- **OBJECTIVE**
From the listing below, select every line where the word "this" appears.
#####
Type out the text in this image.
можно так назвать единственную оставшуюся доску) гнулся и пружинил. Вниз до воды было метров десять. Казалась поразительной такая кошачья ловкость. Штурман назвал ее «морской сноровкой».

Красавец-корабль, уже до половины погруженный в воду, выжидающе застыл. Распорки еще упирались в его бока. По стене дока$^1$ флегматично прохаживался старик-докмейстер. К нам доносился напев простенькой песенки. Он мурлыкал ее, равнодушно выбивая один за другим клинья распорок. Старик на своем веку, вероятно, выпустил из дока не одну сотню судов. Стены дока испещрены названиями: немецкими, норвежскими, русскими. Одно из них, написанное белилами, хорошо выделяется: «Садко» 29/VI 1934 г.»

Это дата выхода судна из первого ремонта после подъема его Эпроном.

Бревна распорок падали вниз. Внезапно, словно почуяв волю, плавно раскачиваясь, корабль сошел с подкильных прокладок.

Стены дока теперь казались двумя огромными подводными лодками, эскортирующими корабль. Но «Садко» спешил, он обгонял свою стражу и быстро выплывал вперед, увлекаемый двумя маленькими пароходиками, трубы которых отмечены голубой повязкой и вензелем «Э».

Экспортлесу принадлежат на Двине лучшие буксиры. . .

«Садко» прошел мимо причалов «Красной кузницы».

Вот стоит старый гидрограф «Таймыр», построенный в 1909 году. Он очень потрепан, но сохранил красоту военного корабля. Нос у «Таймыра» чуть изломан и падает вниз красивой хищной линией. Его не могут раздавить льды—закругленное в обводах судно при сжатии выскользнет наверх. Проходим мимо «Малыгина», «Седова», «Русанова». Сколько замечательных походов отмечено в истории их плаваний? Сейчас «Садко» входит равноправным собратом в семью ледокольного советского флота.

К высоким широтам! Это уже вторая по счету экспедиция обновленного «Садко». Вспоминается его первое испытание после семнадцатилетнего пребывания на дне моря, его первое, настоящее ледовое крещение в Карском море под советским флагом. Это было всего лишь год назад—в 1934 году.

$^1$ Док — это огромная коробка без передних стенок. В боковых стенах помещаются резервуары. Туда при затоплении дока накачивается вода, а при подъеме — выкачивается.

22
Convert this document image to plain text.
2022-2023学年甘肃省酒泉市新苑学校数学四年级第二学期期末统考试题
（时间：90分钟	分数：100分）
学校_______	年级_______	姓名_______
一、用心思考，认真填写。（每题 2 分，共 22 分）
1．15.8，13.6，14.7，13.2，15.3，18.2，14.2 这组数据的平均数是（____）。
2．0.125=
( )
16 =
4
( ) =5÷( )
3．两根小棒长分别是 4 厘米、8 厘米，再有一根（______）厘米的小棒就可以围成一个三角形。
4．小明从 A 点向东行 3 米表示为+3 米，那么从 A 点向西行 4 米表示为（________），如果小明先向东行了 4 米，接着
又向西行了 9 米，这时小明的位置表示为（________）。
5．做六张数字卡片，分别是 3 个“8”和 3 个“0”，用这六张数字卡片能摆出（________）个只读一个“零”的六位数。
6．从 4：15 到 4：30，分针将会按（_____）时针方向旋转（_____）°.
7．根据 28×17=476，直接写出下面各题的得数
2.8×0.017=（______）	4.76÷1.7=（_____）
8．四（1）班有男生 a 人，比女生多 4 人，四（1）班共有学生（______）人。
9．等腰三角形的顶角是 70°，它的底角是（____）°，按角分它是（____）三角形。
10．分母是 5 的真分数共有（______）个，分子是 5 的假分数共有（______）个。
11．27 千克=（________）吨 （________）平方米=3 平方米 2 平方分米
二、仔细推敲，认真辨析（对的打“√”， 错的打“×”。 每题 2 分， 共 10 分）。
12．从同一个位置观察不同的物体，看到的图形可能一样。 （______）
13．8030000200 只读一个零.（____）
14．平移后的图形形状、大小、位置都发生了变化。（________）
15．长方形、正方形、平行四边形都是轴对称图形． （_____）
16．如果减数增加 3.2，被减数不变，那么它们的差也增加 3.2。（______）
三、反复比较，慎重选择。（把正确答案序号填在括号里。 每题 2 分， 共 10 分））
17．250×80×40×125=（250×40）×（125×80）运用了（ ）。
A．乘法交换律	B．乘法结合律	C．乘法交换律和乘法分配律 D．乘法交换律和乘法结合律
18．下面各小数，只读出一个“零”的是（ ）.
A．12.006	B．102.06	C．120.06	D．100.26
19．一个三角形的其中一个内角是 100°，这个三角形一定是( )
#####
- **TASK ANSWER**
Type out the text in this image.
Convert this document image to plain text.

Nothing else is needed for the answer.